--- BEGIN ---
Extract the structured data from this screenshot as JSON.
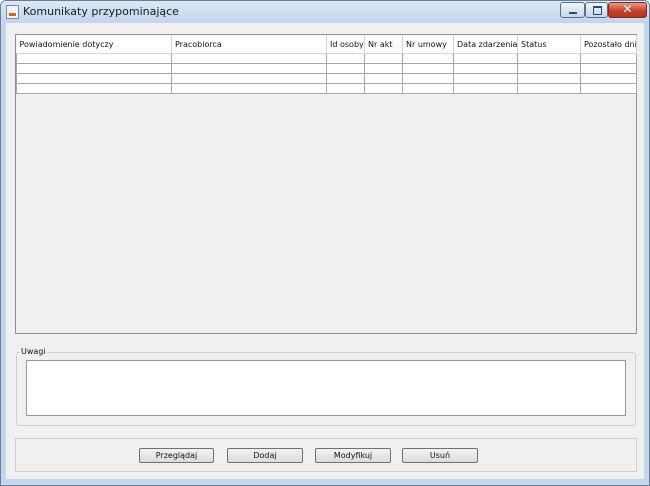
{
  "window": {
    "title": "Komunikaty przypominające",
    "controls": {
      "minimize": "minimize",
      "maximize": "maximize",
      "close": "✕"
    }
  },
  "table": {
    "columns": [
      "Powiadomienie dotyczy",
      "Pracobiorca",
      "Id osoby",
      "Nr akt",
      "Nr umowy",
      "Data zdarzenia",
      "Status",
      "Pozostało dni"
    ],
    "rows": [
      [
        "",
        "",
        "",
        "",
        "",
        "",
        "",
        ""
      ],
      [
        "",
        "",
        "",
        "",
        "",
        "",
        "",
        ""
      ],
      [
        "",
        "",
        "",
        "",
        "",
        "",
        "",
        ""
      ],
      [
        "",
        "",
        "",
        "",
        "",
        "",
        "",
        ""
      ]
    ]
  },
  "notes": {
    "legend": "Uwagi",
    "value": ""
  },
  "buttons": {
    "browse": "Przeglądaj",
    "add": "Dodaj",
    "modify": "Modyfikuj",
    "delete": "Usuń"
  }
}
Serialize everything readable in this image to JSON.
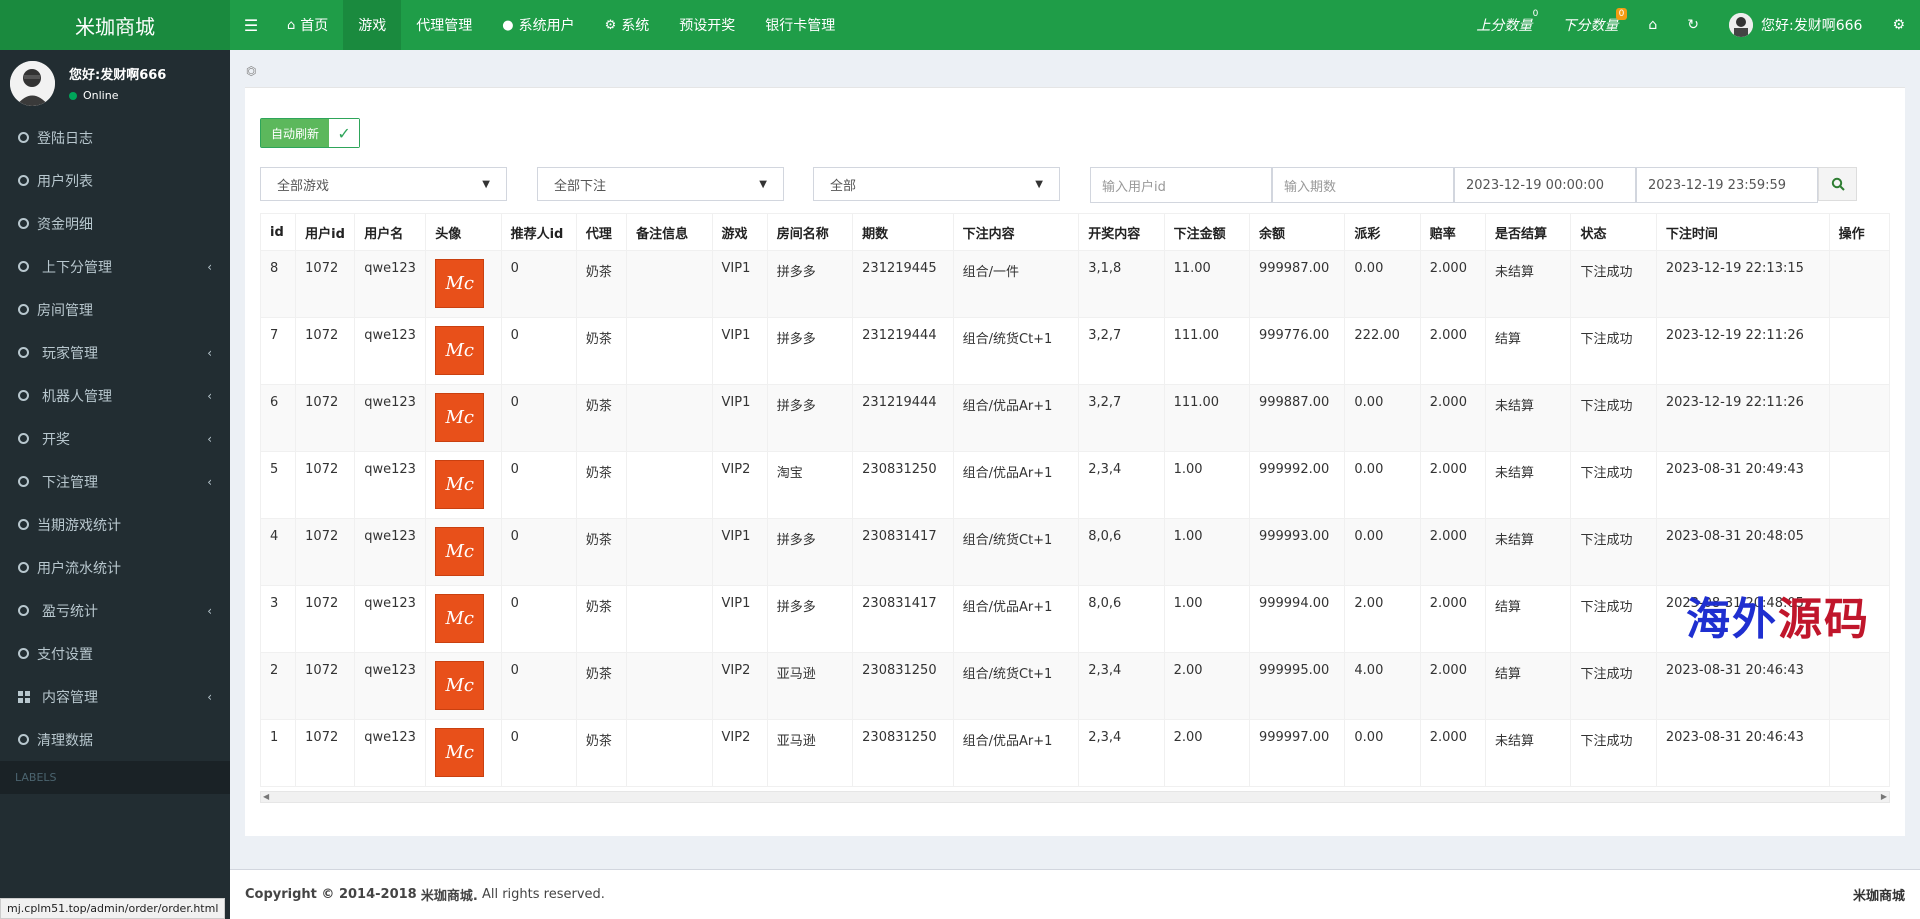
{
  "app": {
    "title": "米珈商城"
  },
  "topnav": {
    "items": [
      {
        "label": "首页",
        "icon": "home-icon"
      },
      {
        "label": "游戏",
        "icon": ""
      },
      {
        "label": "代理管理",
        "icon": ""
      },
      {
        "label": "系统用户",
        "icon": "user-icon"
      },
      {
        "label": "系统",
        "icon": "gear-icon"
      },
      {
        "label": "预设开奖",
        "icon": ""
      },
      {
        "label": "银行卡管理",
        "icon": ""
      }
    ],
    "active": "游戏",
    "right": {
      "up_score": "上分数量",
      "up_score_badge": "0",
      "down_score": "下分数量",
      "down_score_badge": "0",
      "user_greeting": "您好:发财啊666"
    }
  },
  "sidebar": {
    "user": {
      "name": "您好:发财啊666",
      "status": "Online"
    },
    "items": [
      {
        "label": "登陆日志",
        "chevron": false
      },
      {
        "label": "用户列表",
        "chevron": false
      },
      {
        "label": "资金明细",
        "chevron": false
      },
      {
        "label": "上下分管理",
        "chevron": true
      },
      {
        "label": "房间管理",
        "chevron": false
      },
      {
        "label": "玩家管理",
        "chevron": true
      },
      {
        "label": "机器人管理",
        "chevron": true
      },
      {
        "label": "开奖",
        "chevron": true
      },
      {
        "label": "下注管理",
        "chevron": true
      },
      {
        "label": "当期游戏统计",
        "chevron": false
      },
      {
        "label": "用户流水统计",
        "chevron": false
      },
      {
        "label": "盈亏统计",
        "chevron": true
      },
      {
        "label": "支付设置",
        "chevron": false
      },
      {
        "label": "内容管理",
        "chevron": true
      },
      {
        "label": "清理数据",
        "chevron": false
      }
    ],
    "labels_header": "LABELS"
  },
  "status_url": "mj.cplm51.top/admin/order/order.html",
  "toolbar": {
    "auto_refresh": "自动刷新"
  },
  "filters": {
    "game": "全部游戏",
    "bet": "全部下注",
    "all": "全部",
    "user_id_placeholder": "输入用户id",
    "period_placeholder": "输入期数",
    "start_time": "2023-12-19 00:00:00",
    "end_time": "2023-12-19 23:59:59"
  },
  "table": {
    "columns": [
      "id",
      "用户id",
      "用户名",
      "头像",
      "推荐人id",
      "代理",
      "备注信息",
      "游戏",
      "房间名称",
      "期数",
      "下注内容",
      "开奖内容",
      "下注金额",
      "余额",
      "派彩",
      "赔率",
      "是否结算",
      "状态",
      "下注时间",
      "操作"
    ],
    "rows": [
      [
        "8",
        "1072",
        "qwe123",
        "",
        "0",
        "奶茶",
        "",
        "VIP1",
        "拼多多",
        "231219445",
        "组合/一件",
        "3,1,8",
        "11.00",
        "999987.00",
        "0.00",
        "2.000",
        "未结算",
        "下注成功",
        "2023-12-19 22:13:15",
        ""
      ],
      [
        "7",
        "1072",
        "qwe123",
        "",
        "0",
        "奶茶",
        "",
        "VIP1",
        "拼多多",
        "231219444",
        "组合/统货Ct+1",
        "3,2,7",
        "111.00",
        "999776.00",
        "222.00",
        "2.000",
        "结算",
        "下注成功",
        "2023-12-19 22:11:26",
        ""
      ],
      [
        "6",
        "1072",
        "qwe123",
        "",
        "0",
        "奶茶",
        "",
        "VIP1",
        "拼多多",
        "231219444",
        "组合/优品Ar+1",
        "3,2,7",
        "111.00",
        "999887.00",
        "0.00",
        "2.000",
        "未结算",
        "下注成功",
        "2023-12-19 22:11:26",
        ""
      ],
      [
        "5",
        "1072",
        "qwe123",
        "",
        "0",
        "奶茶",
        "",
        "VIP2",
        "淘宝",
        "230831250",
        "组合/优品Ar+1",
        "2,3,4",
        "1.00",
        "999992.00",
        "0.00",
        "2.000",
        "未结算",
        "下注成功",
        "2023-08-31 20:49:43",
        ""
      ],
      [
        "4",
        "1072",
        "qwe123",
        "",
        "0",
        "奶茶",
        "",
        "VIP1",
        "拼多多",
        "230831417",
        "组合/统货Ct+1",
        "8,0,6",
        "1.00",
        "999993.00",
        "0.00",
        "2.000",
        "未结算",
        "下注成功",
        "2023-08-31 20:48:05",
        ""
      ],
      [
        "3",
        "1072",
        "qwe123",
        "",
        "0",
        "奶茶",
        "",
        "VIP1",
        "拼多多",
        "230831417",
        "组合/优品Ar+1",
        "8,0,6",
        "1.00",
        "999994.00",
        "2.00",
        "2.000",
        "结算",
        "下注成功",
        "2023-08-31 20:48:05",
        ""
      ],
      [
        "2",
        "1072",
        "qwe123",
        "",
        "0",
        "奶茶",
        "",
        "VIP2",
        "亚马逊",
        "230831250",
        "组合/统货Ct+1",
        "2,3,4",
        "2.00",
        "999995.00",
        "4.00",
        "2.000",
        "结算",
        "下注成功",
        "2023-08-31 20:46:43",
        ""
      ],
      [
        "1",
        "1072",
        "qwe123",
        "",
        "0",
        "奶茶",
        "",
        "VIP2",
        "亚马逊",
        "230831250",
        "组合/优品Ar+1",
        "2,3,4",
        "2.00",
        "999997.00",
        "0.00",
        "2.000",
        "未结算",
        "下注成功",
        "2023-08-31 20:46:43",
        ""
      ]
    ],
    "avatar_text": "Mc"
  },
  "watermark": {
    "part1": "海外",
    "part2": "源码"
  },
  "footer": {
    "copyright_prefix": "Copyright © 2014-2018",
    "brand": "米珈商城.",
    "suffix": "All rights reserved.",
    "right": "米珈商城"
  },
  "colors": {
    "header": "#1f9d48",
    "sidebar": "#222d32",
    "accent": "#5cb85c"
  }
}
--- END ---
Task description: Each record must be quoted in full and exactly. Do not include the pictures.

Exercise answer:
Extract the structured data from this screenshot as JSON.
{
  "window": {
    "title": "Komunikaty przypominające",
    "controls": {
      "minimize": "minimize",
      "maximize": "maximize",
      "close": "✕"
    }
  },
  "table": {
    "columns": [
      "Powiadomienie dotyczy",
      "Pracobiorca",
      "Id osoby",
      "Nr akt",
      "Nr umowy",
      "Data zdarzenia",
      "Status",
      "Pozostało dni"
    ],
    "rows": [
      [
        "",
        "",
        "",
        "",
        "",
        "",
        "",
        ""
      ],
      [
        "",
        "",
        "",
        "",
        "",
        "",
        "",
        ""
      ],
      [
        "",
        "",
        "",
        "",
        "",
        "",
        "",
        ""
      ],
      [
        "",
        "",
        "",
        "",
        "",
        "",
        "",
        ""
      ]
    ]
  },
  "notes": {
    "legend": "Uwagi",
    "value": ""
  },
  "buttons": {
    "browse": "Przeglądaj",
    "add": "Dodaj",
    "modify": "Modyfikuj",
    "delete": "Usuń"
  }
}
Serialize everything readable in this image to JSON.
{
  "app": {
    "title": "米珈商城"
  },
  "topnav": {
    "items": [
      {
        "label": "首页",
        "icon": "home-icon"
      },
      {
        "label": "游戏",
        "icon": ""
      },
      {
        "label": "代理管理",
        "icon": ""
      },
      {
        "label": "系统用户",
        "icon": "user-icon"
      },
      {
        "label": "系统",
        "icon": "gear-icon"
      },
      {
        "label": "预设开奖",
        "icon": ""
      },
      {
        "label": "银行卡管理",
        "icon": ""
      }
    ],
    "active": "游戏",
    "right": {
      "up_score": "上分数量",
      "up_score_badge": "0",
      "down_score": "下分数量",
      "down_score_badge": "0",
      "user_greeting": "您好:发财啊666"
    }
  },
  "sidebar": {
    "user": {
      "name": "您好:发财啊666",
      "status": "Online"
    },
    "items": [
      {
        "label": "登陆日志",
        "chevron": false
      },
      {
        "label": "用户列表",
        "chevron": false
      },
      {
        "label": "资金明细",
        "chevron": false
      },
      {
        "label": "上下分管理",
        "chevron": true
      },
      {
        "label": "房间管理",
        "chevron": false
      },
      {
        "label": "玩家管理",
        "chevron": true
      },
      {
        "label": "机器人管理",
        "chevron": true
      },
      {
        "label": "开奖",
        "chevron": true
      },
      {
        "label": "下注管理",
        "chevron": true
      },
      {
        "label": "当期游戏统计",
        "chevron": false
      },
      {
        "label": "用户流水统计",
        "chevron": false
      },
      {
        "label": "盈亏统计",
        "chevron": true
      },
      {
        "label": "支付设置",
        "chevron": false
      },
      {
        "label": "内容管理",
        "chevron": true
      },
      {
        "label": "清理数据",
        "chevron": false
      }
    ],
    "labels_header": "LABELS"
  },
  "status_url": "mj.cplm51.top/admin/order/order.html",
  "toolbar": {
    "auto_refresh": "自动刷新"
  },
  "filters": {
    "game": "全部游戏",
    "bet": "全部下注",
    "all": "全部",
    "user_id_placeholder": "输入用户id",
    "period_placeholder": "输入期数",
    "start_time": "2023-12-19 00:00:00",
    "end_time": "2023-12-19 23:59:59"
  },
  "table": {
    "columns": [
      "id",
      "用户id",
      "用户名",
      "头像",
      "推荐人id",
      "代理",
      "备注信息",
      "游戏",
      "房间名称",
      "期数",
      "下注内容",
      "开奖内容",
      "下注金额",
      "余额",
      "派彩",
      "赔率",
      "是否结算",
      "状态",
      "下注时间",
      "操作"
    ],
    "rows": [
      [
        "8",
        "1072",
        "qwe123",
        "",
        "0",
        "奶茶",
        "",
        "VIP1",
        "拼多多",
        "231219445",
        "组合/一件",
        "3,1,8",
        "11.00",
        "999987.00",
        "0.00",
        "2.000",
        "未结算",
        "下注成功",
        "2023-12-19 22:13:15",
        ""
      ],
      [
        "7",
        "1072",
        "qwe123",
        "",
        "0",
        "奶茶",
        "",
        "VIP1",
        "拼多多",
        "231219444",
        "组合/统货Ct+1",
        "3,2,7",
        "111.00",
        "999776.00",
        "222.00",
        "2.000",
        "结算",
        "下注成功",
        "2023-12-19 22:11:26",
        ""
      ],
      [
        "6",
        "1072",
        "qwe123",
        "",
        "0",
        "奶茶",
        "",
        "VIP1",
        "拼多多",
        "231219444",
        "组合/优品Ar+1",
        "3,2,7",
        "111.00",
        "999887.00",
        "0.00",
        "2.000",
        "未结算",
        "下注成功",
        "2023-12-19 22:11:26",
        ""
      ],
      [
        "5",
        "1072",
        "qwe123",
        "",
        "0",
        "奶茶",
        "",
        "VIP2",
        "淘宝",
        "230831250",
        "组合/优品Ar+1",
        "2,3,4",
        "1.00",
        "999992.00",
        "0.00",
        "2.000",
        "未结算",
        "下注成功",
        "2023-08-31 20:49:43",
        ""
      ],
      [
        "4",
        "1072",
        "qwe123",
        "",
        "0",
        "奶茶",
        "",
        "VIP1",
        "拼多多",
        "230831417",
        "组合/统货Ct+1",
        "8,0,6",
        "1.00",
        "999993.00",
        "0.00",
        "2.000",
        "未结算",
        "下注成功",
        "2023-08-31 20:48:05",
        ""
      ],
      [
        "3",
        "1072",
        "qwe123",
        "",
        "0",
        "奶茶",
        "",
        "VIP1",
        "拼多多",
        "230831417",
        "组合/优品Ar+1",
        "8,0,6",
        "1.00",
        "999994.00",
        "2.00",
        "2.000",
        "结算",
        "下注成功",
        "2023-08-31 20:48:05",
        ""
      ],
      [
        "2",
        "1072",
        "qwe123",
        "",
        "0",
        "奶茶",
        "",
        "VIP2",
        "亚马逊",
        "230831250",
        "组合/统货Ct+1",
        "2,3,4",
        "2.00",
        "999995.00",
        "4.00",
        "2.000",
        "结算",
        "下注成功",
        "2023-08-31 20:46:43",
        ""
      ],
      [
        "1",
        "1072",
        "qwe123",
        "",
        "0",
        "奶茶",
        "",
        "VIP2",
        "亚马逊",
        "230831250",
        "组合/优品Ar+1",
        "2,3,4",
        "2.00",
        "999997.00",
        "0.00",
        "2.000",
        "未结算",
        "下注成功",
        "2023-08-31 20:46:43",
        ""
      ]
    ],
    "avatar_text": "Mc"
  },
  "watermark": {
    "part1": "海外",
    "part2": "源码"
  },
  "footer": {
    "copyright_prefix": "Copyright © 2014-2018",
    "brand": "米珈商城.",
    "suffix": "All rights reserved.",
    "right": "米珈商城"
  },
  "colors": {
    "header": "#1f9d48",
    "sidebar": "#222d32",
    "accent": "#5cb85c"
  }
}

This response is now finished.